(Collected data entries)
▬▬▬▬▬▬

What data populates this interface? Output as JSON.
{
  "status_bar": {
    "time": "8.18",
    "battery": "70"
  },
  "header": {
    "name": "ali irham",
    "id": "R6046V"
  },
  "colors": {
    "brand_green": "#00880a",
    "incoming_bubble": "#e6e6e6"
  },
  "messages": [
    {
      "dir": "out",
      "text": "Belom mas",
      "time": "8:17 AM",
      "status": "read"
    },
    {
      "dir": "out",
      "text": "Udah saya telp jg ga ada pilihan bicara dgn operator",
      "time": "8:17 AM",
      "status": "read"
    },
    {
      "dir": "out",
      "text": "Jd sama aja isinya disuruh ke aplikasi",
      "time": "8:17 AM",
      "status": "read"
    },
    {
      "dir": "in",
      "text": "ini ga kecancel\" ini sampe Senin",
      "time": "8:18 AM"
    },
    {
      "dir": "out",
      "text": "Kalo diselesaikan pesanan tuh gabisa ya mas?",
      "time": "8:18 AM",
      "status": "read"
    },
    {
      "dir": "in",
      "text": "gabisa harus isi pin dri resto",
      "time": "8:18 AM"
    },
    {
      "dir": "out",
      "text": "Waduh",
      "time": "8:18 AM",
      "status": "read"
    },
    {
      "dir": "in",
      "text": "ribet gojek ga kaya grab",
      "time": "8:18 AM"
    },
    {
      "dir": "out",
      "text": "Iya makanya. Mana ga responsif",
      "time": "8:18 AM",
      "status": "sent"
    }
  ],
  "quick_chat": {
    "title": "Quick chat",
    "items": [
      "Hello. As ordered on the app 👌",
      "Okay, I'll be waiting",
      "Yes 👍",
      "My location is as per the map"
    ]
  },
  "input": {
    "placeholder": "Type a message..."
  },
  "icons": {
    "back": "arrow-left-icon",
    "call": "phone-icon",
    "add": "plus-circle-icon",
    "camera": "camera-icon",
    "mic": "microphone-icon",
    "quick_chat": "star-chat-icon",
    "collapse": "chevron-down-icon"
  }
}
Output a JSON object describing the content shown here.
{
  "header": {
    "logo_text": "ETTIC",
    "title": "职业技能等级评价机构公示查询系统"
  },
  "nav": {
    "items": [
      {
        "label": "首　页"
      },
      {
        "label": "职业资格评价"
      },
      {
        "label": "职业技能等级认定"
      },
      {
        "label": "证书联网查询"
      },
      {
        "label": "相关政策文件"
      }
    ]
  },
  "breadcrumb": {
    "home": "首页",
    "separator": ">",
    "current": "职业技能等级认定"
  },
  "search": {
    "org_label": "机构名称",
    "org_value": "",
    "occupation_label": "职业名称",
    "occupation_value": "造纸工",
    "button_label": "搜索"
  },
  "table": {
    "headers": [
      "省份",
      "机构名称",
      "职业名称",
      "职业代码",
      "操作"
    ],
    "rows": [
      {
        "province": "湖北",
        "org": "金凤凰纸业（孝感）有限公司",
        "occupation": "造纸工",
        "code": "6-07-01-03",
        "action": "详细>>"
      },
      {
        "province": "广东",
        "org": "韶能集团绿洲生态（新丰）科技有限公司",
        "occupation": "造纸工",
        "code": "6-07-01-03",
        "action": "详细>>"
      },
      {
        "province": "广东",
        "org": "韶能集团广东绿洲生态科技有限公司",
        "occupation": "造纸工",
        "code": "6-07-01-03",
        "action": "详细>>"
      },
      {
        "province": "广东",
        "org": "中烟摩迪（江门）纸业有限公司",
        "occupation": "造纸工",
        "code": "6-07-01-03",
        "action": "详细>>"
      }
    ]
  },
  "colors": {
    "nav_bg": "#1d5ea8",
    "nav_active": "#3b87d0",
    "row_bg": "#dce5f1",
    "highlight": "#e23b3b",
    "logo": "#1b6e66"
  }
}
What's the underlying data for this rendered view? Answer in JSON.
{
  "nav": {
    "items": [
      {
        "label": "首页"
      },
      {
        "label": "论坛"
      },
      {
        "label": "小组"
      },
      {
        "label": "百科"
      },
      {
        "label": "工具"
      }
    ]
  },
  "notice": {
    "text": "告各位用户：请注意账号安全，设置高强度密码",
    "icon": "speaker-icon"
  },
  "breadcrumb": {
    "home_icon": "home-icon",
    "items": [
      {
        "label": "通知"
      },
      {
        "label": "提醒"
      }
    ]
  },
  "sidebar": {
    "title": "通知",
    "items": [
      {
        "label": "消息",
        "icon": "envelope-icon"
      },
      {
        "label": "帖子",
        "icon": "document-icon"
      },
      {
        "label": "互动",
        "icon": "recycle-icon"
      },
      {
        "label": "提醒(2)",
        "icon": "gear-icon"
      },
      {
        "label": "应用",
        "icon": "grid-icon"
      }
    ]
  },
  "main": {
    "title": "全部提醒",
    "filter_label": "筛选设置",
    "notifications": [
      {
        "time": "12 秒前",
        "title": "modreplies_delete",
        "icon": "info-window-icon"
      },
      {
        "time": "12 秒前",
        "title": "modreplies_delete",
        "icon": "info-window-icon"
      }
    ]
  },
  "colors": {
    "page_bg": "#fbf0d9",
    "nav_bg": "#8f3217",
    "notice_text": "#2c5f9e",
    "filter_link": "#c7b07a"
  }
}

▬▬▬▬▬▬

**What the task asks**
Take the entries and copy them out exactly.

**Final answer**
What data populates this interface? Output as JSON.
{
  "status_bar": {
    "time": "8.18",
    "battery": "70"
  },
  "header": {
    "name": "ali irham",
    "id": "R6046V"
  },
  "colors": {
    "brand_green": "#00880a",
    "incoming_bubble": "#e6e6e6"
  },
  "messages": [
    {
      "dir": "out",
      "text": "Belom mas",
      "time": "8:17 AM",
      "status": "read"
    },
    {
      "dir": "out",
      "text": "Udah saya telp jg ga ada pilihan bicara dgn operator",
      "time": "8:17 AM",
      "status": "read"
    },
    {
      "dir": "out",
      "text": "Jd sama aja isinya disuruh ke aplikasi",
      "time": "8:17 AM",
      "status": "read"
    },
    {
      "dir": "in",
      "text": "ini ga kecancel\" ini sampe Senin",
      "time": "8:18 AM"
    },
    {
      "dir": "out",
      "text": "Kalo diselesaikan pesanan tuh gabisa ya mas?",
      "time": "8:18 AM",
      "status": "read"
    },
    {
      "dir": "in",
      "text": "gabisa harus isi pin dri resto",
      "time": "8:18 AM"
    },
    {
      "dir": "out",
      "text": "Waduh",
      "time": "8:18 AM",
      "status": "read"
    },
    {
      "dir": "in",
      "text": "ribet gojek ga kaya grab",
      "time": "8:18 AM"
    },
    {
      "dir": "out",
      "text": "Iya makanya. Mana ga responsif",
      "time": "8:18 AM",
      "status": "sent"
    }
  ],
  "quick_chat": {
    "title": "Quick chat",
    "items": [
      "Hello. As ordered on the app 👌",
      "Okay, I'll be waiting",
      "Yes 👍",
      "My location is as per the map"
    ]
  },
  "input": {
    "placeholder": "Type a message..."
  },
  "icons": {
    "back": "arrow-left-icon",
    "call": "phone-icon",
    "add": "plus-circle-icon",
    "camera": "camera-icon",
    "mic": "microphone-icon",
    "quick_chat": "star-chat-icon",
    "collapse": "chevron-down-icon"
  }
}
Output a JSON object describing the content shown here.
{
  "header": {
    "logo_text": "ETTIC",
    "title": "职业技能等级评价机构公示查询系统"
  },
  "nav": {
    "items": [
      {
        "label": "首　页"
      },
      {
        "label": "职业资格评价"
      },
      {
        "label": "职业技能等级认定"
      },
      {
        "label": "证书联网查询"
      },
      {
        "label": "相关政策文件"
      }
    ]
  },
  "breadcrumb": {
    "home": "首页",
    "separator": ">",
    "current": "职业技能等级认定"
  },
  "search": {
    "org_label": "机构名称",
    "org_value": "",
    "occupation_label": "职业名称",
    "occupation_value": "造纸工",
    "button_label": "搜索"
  },
  "table": {
    "headers": [
      "省份",
      "机构名称",
      "职业名称",
      "职业代码",
      "操作"
    ],
    "rows": [
      {
        "province": "湖北",
        "org": "金凤凰纸业（孝感）有限公司",
        "occupation": "造纸工",
        "code": "6-07-01-03",
        "action": "详细>>"
      },
      {
        "province": "广东",
        "org": "韶能集团绿洲生态（新丰）科技有限公司",
        "occupation": "造纸工",
        "code": "6-07-01-03",
        "action": "详细>>"
      },
      {
        "province": "广东",
        "org": "韶能集团广东绿洲生态科技有限公司",
        "occupation": "造纸工",
        "code": "6-07-01-03",
        "action": "详细>>"
      },
      {
        "province": "广东",
        "org": "中烟摩迪（江门）纸业有限公司",
        "occupation": "造纸工",
        "code": "6-07-01-03",
        "action": "详细>>"
      }
    ]
  },
  "colors": {
    "nav_bg": "#1d5ea8",
    "nav_active": "#3b87d0",
    "row_bg": "#dce5f1",
    "highlight": "#e23b3b",
    "logo": "#1b6e66"
  }
}
What's the underlying data for this rendered view? Answer in JSON.
{
  "nav": {
    "items": [
      {
        "label": "首页"
      },
      {
        "label": "论坛"
      },
      {
        "label": "小组"
      },
      {
        "label": "百科"
      },
      {
        "label": "工具"
      }
    ]
  },
  "notice": {
    "text": "告各位用户：请注意账号安全，设置高强度密码",
    "icon": "speaker-icon"
  },
  "breadcrumb": {
    "home_icon": "home-icon",
    "items": [
      {
        "label": "通知"
      },
      {
        "label": "提醒"
      }
    ]
  },
  "sidebar": {
    "title": "通知",
    "items": [
      {
        "label": "消息",
        "icon": "envelope-icon"
      },
      {
        "label": "帖子",
        "icon": "document-icon"
      },
      {
        "label": "互动",
        "icon": "recycle-icon"
      },
      {
        "label": "提醒(2)",
        "icon": "gear-icon"
      },
      {
        "label": "应用",
        "icon": "grid-icon"
      }
    ]
  },
  "main": {
    "title": "全部提醒",
    "filter_label": "筛选设置",
    "notifications": [
      {
        "time": "12 秒前",
        "title": "modreplies_delete",
        "icon": "info-window-icon"
      },
      {
        "time": "12 秒前",
        "title": "modreplies_delete",
        "icon": "info-window-icon"
      }
    ]
  },
  "colors": {
    "page_bg": "#fbf0d9",
    "nav_bg": "#8f3217",
    "notice_text": "#2c5f9e",
    "filter_link": "#c7b07a"
  }
}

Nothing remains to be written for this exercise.